Page excerpt ->

Sounds like you're finding a lot of the same stuff I found on D day. Read my story (link in my signature). Sorry but the chances he's innocent are about ten quintillion zillion to one.

Tell him you're scheduling a polygraph. Sometimes that's all it takes for them to come clean. The polygraph itself may or may not be useful, but just the fact he is facing one may be enough for him to smarten up. It may even get to the point where you're in the parking lot going into the building to have it done - I think that happened once on here. And if he stays adamant that 'nothing happened' then follow through with it.

Oh, and get tested for STD's.


----------



## Sanity (Mar 7, 2011)

whataboutthis? said:


> Sanity,
> 
> Thanks. I have gone through all financial records, phone records, paypal, etc... That's how I found the ****** ******* charge. When he travels he takes per diem in cash and works off cash. His travel is typically 2 weeks to 1 month at a clip. He has a habit of opening accounts, paying them off, closing them and opening other accounts. Unfortunately I cannot get records from the closed accounts. So I don't have access to anything but our current two accounts. I found another AM change on one of them to remove his profile (14 months after the first charge and credit purchase).
> 
> ...


Looks like you have a great handle on this and you should be commended for being vigilant. As a man I can tell you that most men will not go through such an elaborate process of concealment just to have a "fantasy" and no payoff. We are stimuli driven and clearly these escort services were giving him some sort of incentive to continue and hide things. 

In the end its really up to you but the observable evidence points to infidelity. The question is was it physical and/or emotional? Can you take that risk?

Listed records ->
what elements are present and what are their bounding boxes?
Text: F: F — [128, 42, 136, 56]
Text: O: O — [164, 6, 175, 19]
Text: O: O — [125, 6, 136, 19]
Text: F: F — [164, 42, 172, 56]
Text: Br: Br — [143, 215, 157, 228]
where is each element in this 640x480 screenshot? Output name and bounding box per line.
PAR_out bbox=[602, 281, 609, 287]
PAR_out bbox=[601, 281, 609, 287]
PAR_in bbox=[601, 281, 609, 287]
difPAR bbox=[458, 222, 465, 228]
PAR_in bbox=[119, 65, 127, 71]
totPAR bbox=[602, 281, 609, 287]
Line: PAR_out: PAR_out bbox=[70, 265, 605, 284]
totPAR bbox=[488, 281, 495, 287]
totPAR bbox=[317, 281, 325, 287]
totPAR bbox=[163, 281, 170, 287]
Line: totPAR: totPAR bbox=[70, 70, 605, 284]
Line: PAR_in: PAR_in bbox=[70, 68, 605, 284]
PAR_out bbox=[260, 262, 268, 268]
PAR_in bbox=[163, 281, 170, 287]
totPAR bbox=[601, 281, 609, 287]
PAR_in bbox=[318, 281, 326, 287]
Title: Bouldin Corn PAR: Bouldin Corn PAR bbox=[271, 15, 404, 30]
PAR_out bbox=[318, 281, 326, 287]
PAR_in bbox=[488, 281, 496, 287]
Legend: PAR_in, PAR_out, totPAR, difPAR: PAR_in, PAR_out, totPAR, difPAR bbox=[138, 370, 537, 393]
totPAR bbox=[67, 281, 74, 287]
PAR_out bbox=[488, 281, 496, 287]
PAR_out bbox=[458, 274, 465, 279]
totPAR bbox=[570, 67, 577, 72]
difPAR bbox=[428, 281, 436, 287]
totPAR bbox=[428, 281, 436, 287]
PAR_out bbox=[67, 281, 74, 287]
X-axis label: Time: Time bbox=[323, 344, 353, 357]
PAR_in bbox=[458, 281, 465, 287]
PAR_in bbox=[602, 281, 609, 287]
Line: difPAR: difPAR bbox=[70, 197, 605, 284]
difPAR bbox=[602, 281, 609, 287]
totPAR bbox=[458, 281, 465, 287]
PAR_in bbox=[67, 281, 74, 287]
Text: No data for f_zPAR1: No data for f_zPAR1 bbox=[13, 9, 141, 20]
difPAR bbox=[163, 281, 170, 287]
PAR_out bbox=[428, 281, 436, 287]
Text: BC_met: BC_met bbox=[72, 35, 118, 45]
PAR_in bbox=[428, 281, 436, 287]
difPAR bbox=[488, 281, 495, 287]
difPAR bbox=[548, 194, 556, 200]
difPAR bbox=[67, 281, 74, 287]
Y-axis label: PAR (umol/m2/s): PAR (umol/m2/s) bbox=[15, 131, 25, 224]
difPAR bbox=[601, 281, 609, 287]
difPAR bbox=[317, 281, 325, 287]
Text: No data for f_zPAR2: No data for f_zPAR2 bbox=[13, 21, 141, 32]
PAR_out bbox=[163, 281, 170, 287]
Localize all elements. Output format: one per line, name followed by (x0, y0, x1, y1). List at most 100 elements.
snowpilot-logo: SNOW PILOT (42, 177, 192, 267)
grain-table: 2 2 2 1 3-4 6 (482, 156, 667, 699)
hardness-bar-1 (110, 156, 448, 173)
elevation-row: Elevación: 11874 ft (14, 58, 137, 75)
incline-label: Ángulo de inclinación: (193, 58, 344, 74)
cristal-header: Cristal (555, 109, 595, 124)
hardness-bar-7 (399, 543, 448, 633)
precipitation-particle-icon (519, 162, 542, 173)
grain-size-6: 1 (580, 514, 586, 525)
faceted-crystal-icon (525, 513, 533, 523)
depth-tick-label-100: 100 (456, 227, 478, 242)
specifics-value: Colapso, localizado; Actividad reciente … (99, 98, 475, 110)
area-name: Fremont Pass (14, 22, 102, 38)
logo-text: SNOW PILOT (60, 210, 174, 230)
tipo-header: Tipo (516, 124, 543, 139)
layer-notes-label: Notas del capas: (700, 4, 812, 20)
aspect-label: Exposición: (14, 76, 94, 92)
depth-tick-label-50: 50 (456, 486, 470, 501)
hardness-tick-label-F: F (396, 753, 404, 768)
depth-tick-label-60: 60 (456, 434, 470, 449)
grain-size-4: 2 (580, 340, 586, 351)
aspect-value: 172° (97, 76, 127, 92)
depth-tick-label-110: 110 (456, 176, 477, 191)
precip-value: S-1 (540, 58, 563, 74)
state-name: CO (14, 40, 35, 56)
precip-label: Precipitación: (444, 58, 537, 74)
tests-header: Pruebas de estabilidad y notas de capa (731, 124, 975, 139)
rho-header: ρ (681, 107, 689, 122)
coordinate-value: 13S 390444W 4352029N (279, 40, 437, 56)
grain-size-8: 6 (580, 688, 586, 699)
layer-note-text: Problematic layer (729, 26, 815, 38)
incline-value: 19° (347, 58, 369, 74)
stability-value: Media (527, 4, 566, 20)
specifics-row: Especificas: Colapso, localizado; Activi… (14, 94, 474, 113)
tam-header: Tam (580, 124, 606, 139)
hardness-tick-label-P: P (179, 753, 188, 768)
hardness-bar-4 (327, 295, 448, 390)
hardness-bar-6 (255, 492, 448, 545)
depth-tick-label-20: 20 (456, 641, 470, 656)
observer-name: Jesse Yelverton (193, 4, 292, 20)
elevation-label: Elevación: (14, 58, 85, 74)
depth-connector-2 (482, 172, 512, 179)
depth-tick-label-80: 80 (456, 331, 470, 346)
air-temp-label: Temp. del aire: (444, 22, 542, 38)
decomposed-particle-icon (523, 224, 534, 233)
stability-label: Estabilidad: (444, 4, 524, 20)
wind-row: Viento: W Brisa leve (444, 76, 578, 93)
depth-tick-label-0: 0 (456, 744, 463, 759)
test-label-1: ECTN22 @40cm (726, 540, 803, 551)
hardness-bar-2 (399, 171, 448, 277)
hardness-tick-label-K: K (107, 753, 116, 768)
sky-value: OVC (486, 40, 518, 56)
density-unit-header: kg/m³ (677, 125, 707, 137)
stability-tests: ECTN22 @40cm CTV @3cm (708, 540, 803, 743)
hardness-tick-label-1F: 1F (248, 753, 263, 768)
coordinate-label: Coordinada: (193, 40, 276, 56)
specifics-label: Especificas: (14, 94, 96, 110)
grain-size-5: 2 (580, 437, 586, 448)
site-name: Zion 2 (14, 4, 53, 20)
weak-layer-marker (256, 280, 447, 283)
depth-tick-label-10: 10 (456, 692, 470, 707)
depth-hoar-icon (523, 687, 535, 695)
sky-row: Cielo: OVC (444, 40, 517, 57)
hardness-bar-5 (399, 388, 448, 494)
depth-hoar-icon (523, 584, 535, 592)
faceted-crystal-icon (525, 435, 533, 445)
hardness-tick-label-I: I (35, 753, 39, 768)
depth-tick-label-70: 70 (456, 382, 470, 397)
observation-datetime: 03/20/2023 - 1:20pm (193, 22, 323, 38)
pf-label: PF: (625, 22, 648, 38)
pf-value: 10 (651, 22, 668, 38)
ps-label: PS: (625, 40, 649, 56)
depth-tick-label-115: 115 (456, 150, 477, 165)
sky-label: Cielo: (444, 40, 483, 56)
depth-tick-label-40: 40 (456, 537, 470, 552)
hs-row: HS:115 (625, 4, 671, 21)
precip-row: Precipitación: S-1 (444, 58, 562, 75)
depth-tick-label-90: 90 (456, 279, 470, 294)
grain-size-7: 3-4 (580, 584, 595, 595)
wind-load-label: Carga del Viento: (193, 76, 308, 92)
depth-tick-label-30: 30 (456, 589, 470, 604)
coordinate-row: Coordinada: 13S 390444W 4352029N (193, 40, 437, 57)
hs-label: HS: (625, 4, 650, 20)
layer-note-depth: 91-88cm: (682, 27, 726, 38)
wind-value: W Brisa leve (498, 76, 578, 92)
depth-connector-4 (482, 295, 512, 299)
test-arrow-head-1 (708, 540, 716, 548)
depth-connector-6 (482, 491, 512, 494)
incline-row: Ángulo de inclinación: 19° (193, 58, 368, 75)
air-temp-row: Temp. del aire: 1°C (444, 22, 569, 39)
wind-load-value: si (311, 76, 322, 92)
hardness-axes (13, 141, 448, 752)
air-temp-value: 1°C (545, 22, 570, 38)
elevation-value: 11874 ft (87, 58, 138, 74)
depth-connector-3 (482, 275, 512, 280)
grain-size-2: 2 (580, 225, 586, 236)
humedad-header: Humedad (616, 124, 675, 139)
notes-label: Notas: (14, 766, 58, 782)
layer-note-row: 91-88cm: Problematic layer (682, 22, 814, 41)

Written tasks ->
**a.** In the forum thread, how long do his trips typically last?
**b.** Do these statements agree with the forum thread? Answer yes or no for each, quoting the deciding words. (i) He takes his per diem in cash when he travels. (ii) The writer is able to get records from the closed accounts. (iii) The polygraph is described as certain to be useful.
**c.** Reproduce the passage of the forum thread that begins at the words "Sounds like you're" and ends after the words "zillion to one.".

Expected responses ->
**a.** 2 weeks to 1 month at a clip.

**b.**
(i) Yes: "When he travels he takes per diem in cash and works off cash."
(ii) No: "Unfortunately I cannot get records from the closed accounts."
(iii) No: "The polygraph itself may or may not be useful"

**c.**
Sounds like you're finding a lot of the same stuff I found on D day. Read my story (link in my signature). Sorry but the chances he's innocent are about ten quintillion zillion to one.